● **ESTRATTO DEL TESTO**:
Tra il 2017 e il 2020 in Bulgaria sono
state arrestate decine di persone durante retate antiterrorismo. I media si
sono limitati a riportare le dichiarazioni ufficiali della procura, senza porre
domande importanti sulla natura di queste operazioni. Ben presto l’interesse è svanito, mentre la vita
degli arrestati è cambiata per sempre. Ad oggi, nessuna di queste persone
risulta essere appartenente a gruppi legati all’estremismo islamico. Secondo
una nostra fonte nella polizia bulgara, queste operazioni condotte tramite
“testimoni segreti” “servono per farsi belli davanti ai partner
internazionali”. Del resto si tratta di detenzioni finanziate anche con i fondi
stanziati dall’UE. (English version)
Avete
sentito parlare di un’operazione su vasta scala in cui la polizia bulgara ha arrestato 43 persone accusate di finanziare
gruppi terroristici? Se non siete bulgari o non seguite le notizie sui Balcani,
è molto improbabile. Nel gennaio 2019 è stata la notizia principale nei media
locali per alcuni giorni, per poi finire presto nel dimenticatoio. Proprio come
era accaduto con precedenti operazioni analoghe compiute dalle autorità bulgare
contro presunti “terroristi”. Per diversi anni, tra il 2017 e il 2020, la
procura bulgara ha condotto azioni antiterrorismo che hanno portato a una
coltre di eventi poco chiari corredati da dichiarazioni fumose. Le autorità non
ne vogliono parlare e non spiegano se le decine di arresti fossero dovute a un meticoloso lavoro di
intelligence o se, al contrario, queste operazioni non fossero il risultato di un sistema corrotto,
della decadenza delle agenzie di intelligence e di una prassi di abusi.
Il cane da guardia della Fortezza Europa, ignorato dai media europei
I Balcani
entrano raramente nel flusso delle notizie globali, e se ciò accade è nel
contesto di processi geopolitici più ampi. In fondo, un cittadino medio europeo
avrebbe difficoltà a dire cosa sia successo recentemente nel versante
sudorientale del continente. Le eccezioni potrebbero riguardare la Grecia, a
causa del crollo finanziario, e probabilmente la Serbia, a causa del suo peso
storico e politico. Per il resto i Balcani tendono a evocare il ricordo delle
guerre jugoslave.
Dove si
colloca la Bulgaria in questo contesto? Sofia rimane fuori dal più ampio
dibattito sui Balcani. Una leggera inversione di tendenza c’è stata con le
sporadiche proteste nel paese tra il 2013 e il 2020, e con l’evoluzione del complesso
rapporto con la
Macedonia del Nord. Sebbene dagli anni ’90 vi siano stati dei progressi, le
istituzioni in Bulgaria, e soprattutto il sistema giudiziario, giacciono ancora nella corruzione
e nel lobbismo. Durante questo periodo diversi governi – in primis quello del
GERB, il partito dell’uscente premier Boyko Borisov – hanno realizzato delle
riforme, che però si sono rivelate limitate e insufficienti e hanno
provocato critiche da parte dell’UE.

● **DETTAGLI DELL'ESERCIZIO**:
Citi testualmente il passo dell'articolo sulle retate antiterrorismo in Bulgaria da "Tra il 2017 e il 2020 in" fino a "dall’UE. (English version)" incluso. L'elenco riportato di seguito non ha alcuna attinenza con quanto richiesto.

● **BLOCCO DATI**:
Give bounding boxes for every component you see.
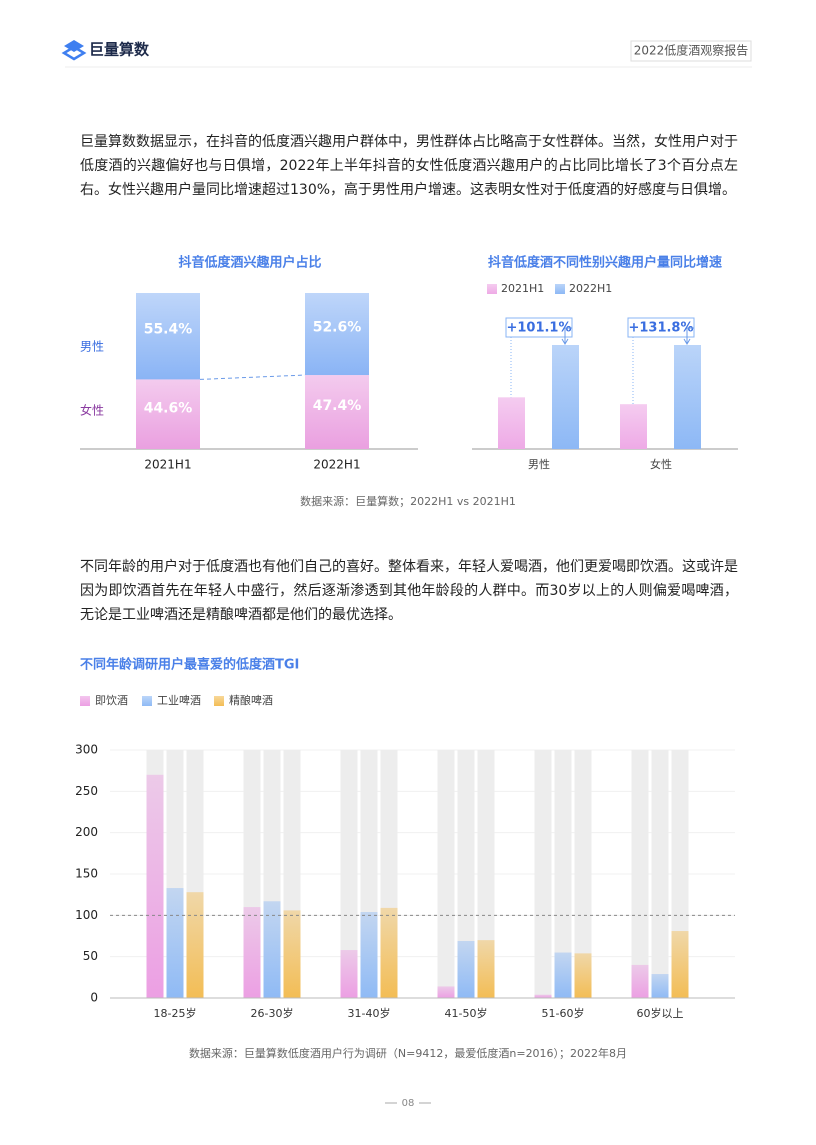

● **ESERCIZIO SVOLTO**:
Tra il 2017 e il 2020 in Bulgaria sono
state arrestate decine di persone durante retate antiterrorismo. I media si
sono limitati a riportare le dichiarazioni ufficiali della procura, senza porre
domande importanti sulla natura di queste operazioni. Ben presto l’interesse è svanito, mentre la vita
degli arrestati è cambiata per sempre. Ad oggi, nessuna di queste persone
risulta essere appartenente a gruppi legati all’estremismo islamico. Secondo
una nostra fonte nella polizia bulgara, queste operazioni condotte tramite
“testimoni segreti” “servono per farsi belli davanti ai partner
internazionali”. Del resto si tratta di detenzioni finanziate anche con i fondi
stanziati dall’UE. (English version)